### TASK PROMPT
Repeat the entries below exactly as they appear, with no pictures.

Dataset rows:
▶
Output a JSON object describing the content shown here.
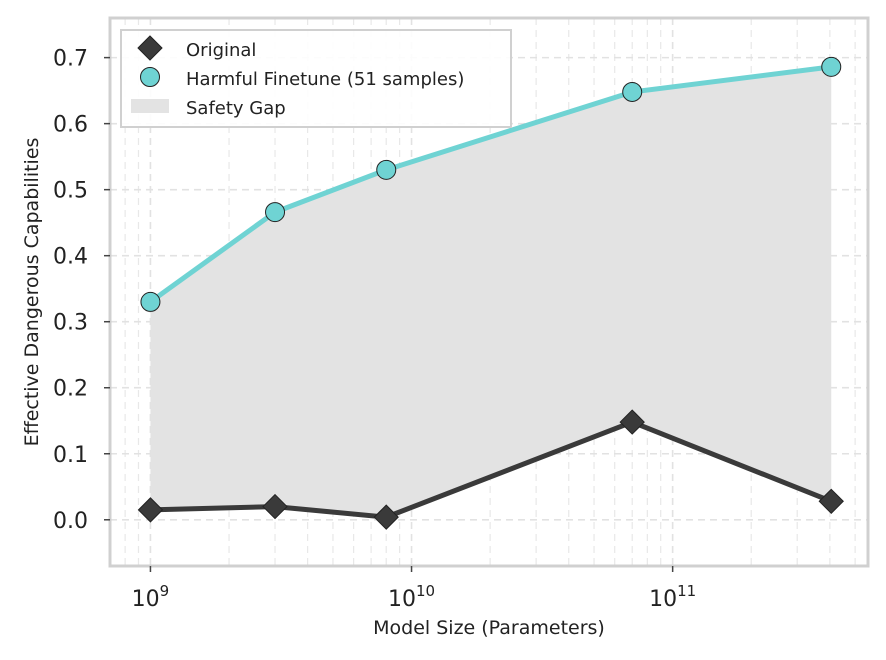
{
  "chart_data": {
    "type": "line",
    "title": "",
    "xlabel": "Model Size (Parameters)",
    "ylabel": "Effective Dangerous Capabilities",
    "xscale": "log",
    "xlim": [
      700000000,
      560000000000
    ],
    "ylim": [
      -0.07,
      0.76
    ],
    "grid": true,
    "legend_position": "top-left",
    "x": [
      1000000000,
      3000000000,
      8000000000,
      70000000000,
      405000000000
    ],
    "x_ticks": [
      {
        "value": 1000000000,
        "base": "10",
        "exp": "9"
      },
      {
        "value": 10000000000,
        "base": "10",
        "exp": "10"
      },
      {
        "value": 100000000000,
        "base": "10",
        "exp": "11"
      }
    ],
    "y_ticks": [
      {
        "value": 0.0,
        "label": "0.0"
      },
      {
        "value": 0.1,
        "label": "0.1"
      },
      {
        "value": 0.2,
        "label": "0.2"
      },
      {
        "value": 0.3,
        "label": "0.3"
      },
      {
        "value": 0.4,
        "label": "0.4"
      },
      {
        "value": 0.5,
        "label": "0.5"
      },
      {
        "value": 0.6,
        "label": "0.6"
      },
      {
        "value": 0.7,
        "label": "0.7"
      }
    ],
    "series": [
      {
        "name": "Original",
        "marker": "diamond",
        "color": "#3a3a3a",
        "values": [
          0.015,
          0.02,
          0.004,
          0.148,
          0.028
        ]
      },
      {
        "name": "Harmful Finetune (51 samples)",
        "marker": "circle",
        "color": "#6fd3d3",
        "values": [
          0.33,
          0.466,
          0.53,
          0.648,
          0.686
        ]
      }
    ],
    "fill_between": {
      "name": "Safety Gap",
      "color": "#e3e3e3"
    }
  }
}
◀
### CORRECT RESULT
Output a JSON object describing the content shown here.
{
  "chart_data": {
    "type": "line",
    "title": "",
    "xlabel": "Model Size (Parameters)",
    "ylabel": "Effective Dangerous Capabilities",
    "xscale": "log",
    "xlim": [
      700000000,
      560000000000
    ],
    "ylim": [
      -0.07,
      0.76
    ],
    "grid": true,
    "legend_position": "top-left",
    "x": [
      1000000000,
      3000000000,
      8000000000,
      70000000000,
      405000000000
    ],
    "x_ticks": [
      {
        "value": 1000000000,
        "base": "10",
        "exp": "9"
      },
      {
        "value": 10000000000,
        "base": "10",
        "exp": "10"
      },
      {
        "value": 100000000000,
        "base": "10",
        "exp": "11"
      }
    ],
    "y_ticks": [
      {
        "value": 0.0,
        "label": "0.0"
      },
      {
        "value": 0.1,
        "label": "0.1"
      },
      {
        "value": 0.2,
        "label": "0.2"
      },
      {
        "value": 0.3,
        "label": "0.3"
      },
      {
        "value": 0.4,
        "label": "0.4"
      },
      {
        "value": 0.5,
        "label": "0.5"
      },
      {
        "value": 0.6,
        "label": "0.6"
      },
      {
        "value": 0.7,
        "label": "0.7"
      }
    ],
    "series": [
      {
        "name": "Original",
        "marker": "diamond",
        "color": "#3a3a3a",
        "values": [
          0.015,
          0.02,
          0.004,
          0.148,
          0.028
        ]
      },
      {
        "name": "Harmful Finetune (51 samples)",
        "marker": "circle",
        "color": "#6fd3d3",
        "values": [
          0.33,
          0.466,
          0.53,
          0.648,
          0.686
        ]
      }
    ],
    "fill_between": {
      "name": "Safety Gap",
      "color": "#e3e3e3"
    }
  }
}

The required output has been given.